* **To be done**
Answer with a single number: the count of lines that hold "name".
━━ Materials provided ━━
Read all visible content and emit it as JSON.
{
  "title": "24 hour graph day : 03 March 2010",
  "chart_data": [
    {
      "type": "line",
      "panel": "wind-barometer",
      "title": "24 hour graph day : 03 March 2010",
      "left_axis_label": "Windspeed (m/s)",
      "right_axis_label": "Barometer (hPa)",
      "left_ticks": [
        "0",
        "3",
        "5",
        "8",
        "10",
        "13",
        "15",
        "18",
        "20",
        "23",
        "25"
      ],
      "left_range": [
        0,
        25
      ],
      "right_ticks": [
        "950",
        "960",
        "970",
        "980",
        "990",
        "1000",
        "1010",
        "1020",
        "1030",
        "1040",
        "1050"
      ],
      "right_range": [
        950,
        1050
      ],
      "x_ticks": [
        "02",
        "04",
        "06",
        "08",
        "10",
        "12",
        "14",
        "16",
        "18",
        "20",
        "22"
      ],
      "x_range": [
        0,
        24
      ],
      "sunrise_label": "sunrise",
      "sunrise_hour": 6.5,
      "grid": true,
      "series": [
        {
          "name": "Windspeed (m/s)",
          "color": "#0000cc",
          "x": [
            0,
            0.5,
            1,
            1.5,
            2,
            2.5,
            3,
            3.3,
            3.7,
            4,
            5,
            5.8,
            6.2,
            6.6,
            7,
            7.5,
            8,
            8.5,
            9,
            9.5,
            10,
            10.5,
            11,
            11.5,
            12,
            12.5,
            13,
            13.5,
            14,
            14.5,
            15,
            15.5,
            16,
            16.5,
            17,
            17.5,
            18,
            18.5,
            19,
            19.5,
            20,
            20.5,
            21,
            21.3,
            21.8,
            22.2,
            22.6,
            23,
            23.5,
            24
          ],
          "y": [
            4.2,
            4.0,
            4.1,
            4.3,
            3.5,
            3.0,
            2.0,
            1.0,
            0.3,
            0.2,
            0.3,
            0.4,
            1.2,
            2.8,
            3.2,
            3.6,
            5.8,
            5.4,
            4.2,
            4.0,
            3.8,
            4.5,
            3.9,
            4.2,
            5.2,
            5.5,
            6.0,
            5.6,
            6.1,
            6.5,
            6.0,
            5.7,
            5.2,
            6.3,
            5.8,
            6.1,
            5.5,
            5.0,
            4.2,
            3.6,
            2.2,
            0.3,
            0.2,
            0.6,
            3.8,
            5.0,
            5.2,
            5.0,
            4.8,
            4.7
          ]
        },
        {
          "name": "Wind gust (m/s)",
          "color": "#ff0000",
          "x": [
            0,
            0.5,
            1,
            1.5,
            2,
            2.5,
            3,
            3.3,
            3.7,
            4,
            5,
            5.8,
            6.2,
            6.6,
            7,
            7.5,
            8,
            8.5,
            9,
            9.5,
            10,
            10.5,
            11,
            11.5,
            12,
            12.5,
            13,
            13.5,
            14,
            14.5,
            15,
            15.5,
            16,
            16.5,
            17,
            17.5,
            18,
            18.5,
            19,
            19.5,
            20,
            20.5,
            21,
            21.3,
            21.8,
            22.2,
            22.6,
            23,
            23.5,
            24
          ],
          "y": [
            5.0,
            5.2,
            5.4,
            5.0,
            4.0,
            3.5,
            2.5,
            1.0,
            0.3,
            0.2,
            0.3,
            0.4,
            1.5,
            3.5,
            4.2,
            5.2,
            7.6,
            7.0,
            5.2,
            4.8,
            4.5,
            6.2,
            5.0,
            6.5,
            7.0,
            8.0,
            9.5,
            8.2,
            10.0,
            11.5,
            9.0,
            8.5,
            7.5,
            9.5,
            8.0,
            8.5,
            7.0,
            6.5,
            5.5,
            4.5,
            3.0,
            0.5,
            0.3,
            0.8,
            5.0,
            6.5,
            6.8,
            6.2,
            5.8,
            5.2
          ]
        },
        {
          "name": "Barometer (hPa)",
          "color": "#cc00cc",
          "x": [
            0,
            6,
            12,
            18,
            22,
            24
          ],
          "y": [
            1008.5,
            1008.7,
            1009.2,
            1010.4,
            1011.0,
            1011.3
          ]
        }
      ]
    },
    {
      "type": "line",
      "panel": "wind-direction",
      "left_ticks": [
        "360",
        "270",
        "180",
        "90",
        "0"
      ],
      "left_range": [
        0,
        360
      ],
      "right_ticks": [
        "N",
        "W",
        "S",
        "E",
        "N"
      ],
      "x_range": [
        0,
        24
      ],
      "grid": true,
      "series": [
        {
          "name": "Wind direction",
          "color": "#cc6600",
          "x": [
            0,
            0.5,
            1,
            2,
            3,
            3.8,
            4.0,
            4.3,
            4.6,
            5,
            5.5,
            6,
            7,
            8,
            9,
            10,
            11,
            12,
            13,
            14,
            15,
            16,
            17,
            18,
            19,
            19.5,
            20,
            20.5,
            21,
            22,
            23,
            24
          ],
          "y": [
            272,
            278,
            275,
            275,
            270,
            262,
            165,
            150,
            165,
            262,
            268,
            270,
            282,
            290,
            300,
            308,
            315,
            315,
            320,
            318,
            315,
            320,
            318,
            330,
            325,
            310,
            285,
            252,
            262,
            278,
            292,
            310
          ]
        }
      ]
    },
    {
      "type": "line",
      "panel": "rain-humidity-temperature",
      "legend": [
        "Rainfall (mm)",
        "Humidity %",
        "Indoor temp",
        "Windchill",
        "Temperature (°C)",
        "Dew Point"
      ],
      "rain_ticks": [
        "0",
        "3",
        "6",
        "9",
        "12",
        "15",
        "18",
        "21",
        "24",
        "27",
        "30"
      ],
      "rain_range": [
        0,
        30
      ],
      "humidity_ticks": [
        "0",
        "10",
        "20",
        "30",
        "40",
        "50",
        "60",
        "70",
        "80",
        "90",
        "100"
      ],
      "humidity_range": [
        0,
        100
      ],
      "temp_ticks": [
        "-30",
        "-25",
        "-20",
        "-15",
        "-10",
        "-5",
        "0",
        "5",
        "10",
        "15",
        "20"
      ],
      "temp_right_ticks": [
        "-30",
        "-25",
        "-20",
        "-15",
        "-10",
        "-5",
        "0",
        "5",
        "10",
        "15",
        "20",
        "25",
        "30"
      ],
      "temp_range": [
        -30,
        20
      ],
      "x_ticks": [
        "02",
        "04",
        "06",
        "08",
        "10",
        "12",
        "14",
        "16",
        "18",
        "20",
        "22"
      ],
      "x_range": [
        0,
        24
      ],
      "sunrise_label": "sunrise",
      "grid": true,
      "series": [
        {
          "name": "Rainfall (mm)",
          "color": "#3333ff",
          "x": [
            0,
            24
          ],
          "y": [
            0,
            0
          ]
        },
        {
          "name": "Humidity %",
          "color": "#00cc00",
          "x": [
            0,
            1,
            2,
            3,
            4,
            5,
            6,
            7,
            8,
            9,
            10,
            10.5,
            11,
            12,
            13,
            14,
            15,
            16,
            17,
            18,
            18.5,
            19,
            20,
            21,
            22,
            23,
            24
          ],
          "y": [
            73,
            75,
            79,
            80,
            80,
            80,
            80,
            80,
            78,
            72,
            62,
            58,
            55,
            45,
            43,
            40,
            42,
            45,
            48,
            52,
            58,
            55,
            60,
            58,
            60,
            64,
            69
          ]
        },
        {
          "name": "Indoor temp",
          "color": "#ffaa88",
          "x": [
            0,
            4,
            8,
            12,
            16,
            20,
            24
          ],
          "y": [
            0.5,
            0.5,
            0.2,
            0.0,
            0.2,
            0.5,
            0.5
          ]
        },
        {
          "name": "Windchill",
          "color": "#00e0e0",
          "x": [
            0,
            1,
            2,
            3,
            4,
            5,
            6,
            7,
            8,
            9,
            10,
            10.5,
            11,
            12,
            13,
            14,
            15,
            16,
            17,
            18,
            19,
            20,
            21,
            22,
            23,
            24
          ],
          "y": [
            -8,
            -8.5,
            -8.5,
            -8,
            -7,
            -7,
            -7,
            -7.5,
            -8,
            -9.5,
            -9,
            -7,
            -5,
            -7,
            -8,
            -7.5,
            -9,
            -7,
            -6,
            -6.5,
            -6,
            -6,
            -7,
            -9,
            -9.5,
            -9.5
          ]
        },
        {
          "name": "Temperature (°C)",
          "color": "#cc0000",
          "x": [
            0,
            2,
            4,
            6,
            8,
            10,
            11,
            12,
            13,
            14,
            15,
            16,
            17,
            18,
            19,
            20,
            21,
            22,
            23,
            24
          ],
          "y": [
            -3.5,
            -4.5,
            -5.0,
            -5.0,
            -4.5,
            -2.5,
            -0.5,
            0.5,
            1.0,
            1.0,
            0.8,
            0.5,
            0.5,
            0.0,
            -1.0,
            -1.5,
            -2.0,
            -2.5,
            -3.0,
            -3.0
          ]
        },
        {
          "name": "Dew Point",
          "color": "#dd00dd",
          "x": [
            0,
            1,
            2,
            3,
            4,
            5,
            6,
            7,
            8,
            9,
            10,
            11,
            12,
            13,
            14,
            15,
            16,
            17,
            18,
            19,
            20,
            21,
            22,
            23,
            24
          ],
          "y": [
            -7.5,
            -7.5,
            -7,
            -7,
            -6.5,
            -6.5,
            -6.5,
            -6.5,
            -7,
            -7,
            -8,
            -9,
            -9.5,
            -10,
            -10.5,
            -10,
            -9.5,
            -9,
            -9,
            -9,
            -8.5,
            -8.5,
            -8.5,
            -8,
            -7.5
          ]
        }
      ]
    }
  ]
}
━━━
* **Result of the exercise**
10